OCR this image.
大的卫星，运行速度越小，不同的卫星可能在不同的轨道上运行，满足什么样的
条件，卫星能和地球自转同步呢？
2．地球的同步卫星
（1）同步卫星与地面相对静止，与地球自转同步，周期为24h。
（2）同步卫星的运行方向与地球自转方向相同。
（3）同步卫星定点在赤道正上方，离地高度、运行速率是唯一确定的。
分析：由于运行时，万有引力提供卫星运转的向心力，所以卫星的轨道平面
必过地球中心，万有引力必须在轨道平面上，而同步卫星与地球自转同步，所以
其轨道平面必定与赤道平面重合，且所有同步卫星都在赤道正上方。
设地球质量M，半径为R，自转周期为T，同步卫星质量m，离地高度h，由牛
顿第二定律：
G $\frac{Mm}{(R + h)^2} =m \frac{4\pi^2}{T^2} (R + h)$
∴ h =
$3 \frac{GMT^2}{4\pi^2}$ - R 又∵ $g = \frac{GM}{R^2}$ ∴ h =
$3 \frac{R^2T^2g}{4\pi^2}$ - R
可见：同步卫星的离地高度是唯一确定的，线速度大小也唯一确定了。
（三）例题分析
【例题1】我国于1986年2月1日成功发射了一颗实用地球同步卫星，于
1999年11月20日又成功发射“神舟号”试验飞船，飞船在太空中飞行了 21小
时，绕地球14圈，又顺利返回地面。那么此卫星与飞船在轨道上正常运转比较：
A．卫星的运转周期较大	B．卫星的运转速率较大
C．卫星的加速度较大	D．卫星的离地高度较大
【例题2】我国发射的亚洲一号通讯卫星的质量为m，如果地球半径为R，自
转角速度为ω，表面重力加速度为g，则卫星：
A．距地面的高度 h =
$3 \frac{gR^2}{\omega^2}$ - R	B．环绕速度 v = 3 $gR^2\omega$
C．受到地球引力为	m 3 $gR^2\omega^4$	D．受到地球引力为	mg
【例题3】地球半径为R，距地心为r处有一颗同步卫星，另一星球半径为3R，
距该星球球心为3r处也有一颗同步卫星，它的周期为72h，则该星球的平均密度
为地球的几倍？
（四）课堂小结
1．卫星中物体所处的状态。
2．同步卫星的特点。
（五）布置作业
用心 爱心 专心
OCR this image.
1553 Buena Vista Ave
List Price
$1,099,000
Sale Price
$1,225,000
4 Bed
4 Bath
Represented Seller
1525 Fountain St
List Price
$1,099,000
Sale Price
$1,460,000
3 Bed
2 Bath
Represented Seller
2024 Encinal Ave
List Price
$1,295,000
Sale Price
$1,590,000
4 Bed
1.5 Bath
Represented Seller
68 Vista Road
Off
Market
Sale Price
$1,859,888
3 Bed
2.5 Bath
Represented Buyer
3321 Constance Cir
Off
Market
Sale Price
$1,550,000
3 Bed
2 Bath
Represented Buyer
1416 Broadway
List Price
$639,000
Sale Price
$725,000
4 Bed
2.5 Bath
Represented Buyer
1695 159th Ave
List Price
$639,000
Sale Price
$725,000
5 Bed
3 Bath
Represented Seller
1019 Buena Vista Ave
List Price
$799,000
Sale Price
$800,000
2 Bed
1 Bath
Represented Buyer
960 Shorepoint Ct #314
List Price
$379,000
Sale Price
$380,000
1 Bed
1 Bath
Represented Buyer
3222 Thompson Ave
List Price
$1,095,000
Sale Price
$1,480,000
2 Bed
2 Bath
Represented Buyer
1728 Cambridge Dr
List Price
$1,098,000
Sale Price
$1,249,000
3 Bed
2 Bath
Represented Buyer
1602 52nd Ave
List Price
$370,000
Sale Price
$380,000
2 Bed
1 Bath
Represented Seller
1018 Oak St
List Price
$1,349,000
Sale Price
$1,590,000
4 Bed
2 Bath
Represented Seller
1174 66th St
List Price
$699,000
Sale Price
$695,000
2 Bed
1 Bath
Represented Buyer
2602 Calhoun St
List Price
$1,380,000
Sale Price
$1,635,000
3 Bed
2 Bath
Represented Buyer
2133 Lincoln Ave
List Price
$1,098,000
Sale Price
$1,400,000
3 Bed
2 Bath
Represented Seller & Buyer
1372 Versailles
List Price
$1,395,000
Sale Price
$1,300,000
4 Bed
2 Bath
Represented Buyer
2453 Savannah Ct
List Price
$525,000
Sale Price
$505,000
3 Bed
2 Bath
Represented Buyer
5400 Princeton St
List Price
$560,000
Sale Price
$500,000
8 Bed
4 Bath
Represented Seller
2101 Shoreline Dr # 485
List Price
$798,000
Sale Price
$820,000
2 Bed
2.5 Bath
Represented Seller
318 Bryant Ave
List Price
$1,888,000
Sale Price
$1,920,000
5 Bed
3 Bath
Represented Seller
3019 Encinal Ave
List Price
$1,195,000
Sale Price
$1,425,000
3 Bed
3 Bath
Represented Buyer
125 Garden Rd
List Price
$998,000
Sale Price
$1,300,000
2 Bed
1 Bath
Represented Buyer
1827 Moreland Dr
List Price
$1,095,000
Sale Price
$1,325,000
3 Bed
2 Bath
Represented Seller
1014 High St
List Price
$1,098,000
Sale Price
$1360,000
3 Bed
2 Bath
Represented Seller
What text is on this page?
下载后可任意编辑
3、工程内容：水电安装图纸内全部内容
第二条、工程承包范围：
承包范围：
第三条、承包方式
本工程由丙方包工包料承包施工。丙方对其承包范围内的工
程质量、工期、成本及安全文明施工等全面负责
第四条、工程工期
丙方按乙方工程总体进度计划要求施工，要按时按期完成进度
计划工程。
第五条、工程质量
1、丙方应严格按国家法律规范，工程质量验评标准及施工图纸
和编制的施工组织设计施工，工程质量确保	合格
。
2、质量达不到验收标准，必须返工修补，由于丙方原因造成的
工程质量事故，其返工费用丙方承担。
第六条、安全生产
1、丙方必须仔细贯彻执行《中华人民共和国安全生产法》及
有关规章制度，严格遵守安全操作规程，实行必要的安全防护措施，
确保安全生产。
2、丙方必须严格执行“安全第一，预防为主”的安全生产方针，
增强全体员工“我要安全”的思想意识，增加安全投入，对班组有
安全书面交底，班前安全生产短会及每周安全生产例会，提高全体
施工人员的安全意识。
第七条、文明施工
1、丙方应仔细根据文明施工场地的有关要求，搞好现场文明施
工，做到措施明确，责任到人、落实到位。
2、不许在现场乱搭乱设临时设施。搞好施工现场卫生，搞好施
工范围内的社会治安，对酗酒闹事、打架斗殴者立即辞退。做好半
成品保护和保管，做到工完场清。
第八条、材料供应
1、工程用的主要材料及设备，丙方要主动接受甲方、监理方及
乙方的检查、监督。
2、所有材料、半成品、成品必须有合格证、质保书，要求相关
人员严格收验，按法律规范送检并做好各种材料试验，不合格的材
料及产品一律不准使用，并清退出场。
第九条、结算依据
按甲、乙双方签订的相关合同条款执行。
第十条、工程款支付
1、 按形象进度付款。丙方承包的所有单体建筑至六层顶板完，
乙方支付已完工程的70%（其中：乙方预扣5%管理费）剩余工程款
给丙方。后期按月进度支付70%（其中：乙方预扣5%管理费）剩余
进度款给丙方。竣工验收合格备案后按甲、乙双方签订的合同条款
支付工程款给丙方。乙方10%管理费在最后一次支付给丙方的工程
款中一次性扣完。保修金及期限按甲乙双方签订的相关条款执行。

━━━━━━━━━━━━━━━━

» **What this task involves**
The required output is the exact sequence of lines from the one containing "What text is on this page?" through the end of the listing, both endpoints included.

» **Expected output**
What text is on this page?
下载后可任意编辑
3、工程内容：水电安装图纸内全部内容
第二条、工程承包范围：
承包范围：
第三条、承包方式
本工程由丙方包工包料承包施工。丙方对其承包范围内的工
程质量、工期、成本及安全文明施工等全面负责
第四条、工程工期
丙方按乙方工程总体进度计划要求施工，要按时按期完成进度
计划工程。
第五条、工程质量
1、丙方应严格按国家法律规范，工程质量验评标准及施工图纸
和编制的施工组织设计施工，工程质量确保	合格
。
2、质量达不到验收标准，必须返工修补，由于丙方原因造成的
工程质量事故，其返工费用丙方承担。
第六条、安全生产
1、丙方必须仔细贯彻执行《中华人民共和国安全生产法》及
有关规章制度，严格遵守安全操作规程，实行必要的安全防护措施，
确保安全生产。
2、丙方必须严格执行“安全第一，预防为主”的安全生产方针，
增强全体员工“我要安全”的思想意识，增加安全投入，对班组有
安全书面交底，班前安全生产短会及每周安全生产例会，提高全体
施工人员的安全意识。
第七条、文明施工
1、丙方应仔细根据文明施工场地的有关要求，搞好现场文明施
工，做到措施明确，责任到人、落实到位。
2、不许在现场乱搭乱设临时设施。搞好施工现场卫生，搞好施
工范围内的社会治安，对酗酒闹事、打架斗殴者立即辞退。做好半
成品保护和保管，做到工完场清。
第八条、材料供应
1、工程用的主要材料及设备，丙方要主动接受甲方、监理方及
乙方的检查、监督。
2、所有材料、半成品、成品必须有合格证、质保书，要求相关
人员严格收验，按法律规范送检并做好各种材料试验，不合格的材
料及产品一律不准使用，并清退出场。
第九条、结算依据
按甲、乙双方签订的相关合同条款执行。
第十条、工程款支付
1、 按形象进度付款。丙方承包的所有单体建筑至六层顶板完，
乙方支付已完工程的70%（其中：乙方预扣5%管理费）剩余工程款
给丙方。后期按月进度支付70%（其中：乙方预扣5%管理费）剩余
进度款给丙方。竣工验收合格备案后按甲、乙双方签订的合同条款
支付工程款给丙方。乙方10%管理费在最后一次支付给丙方的工程
款中一次性扣完。保修金及期限按甲乙双方签订的相关条款执行。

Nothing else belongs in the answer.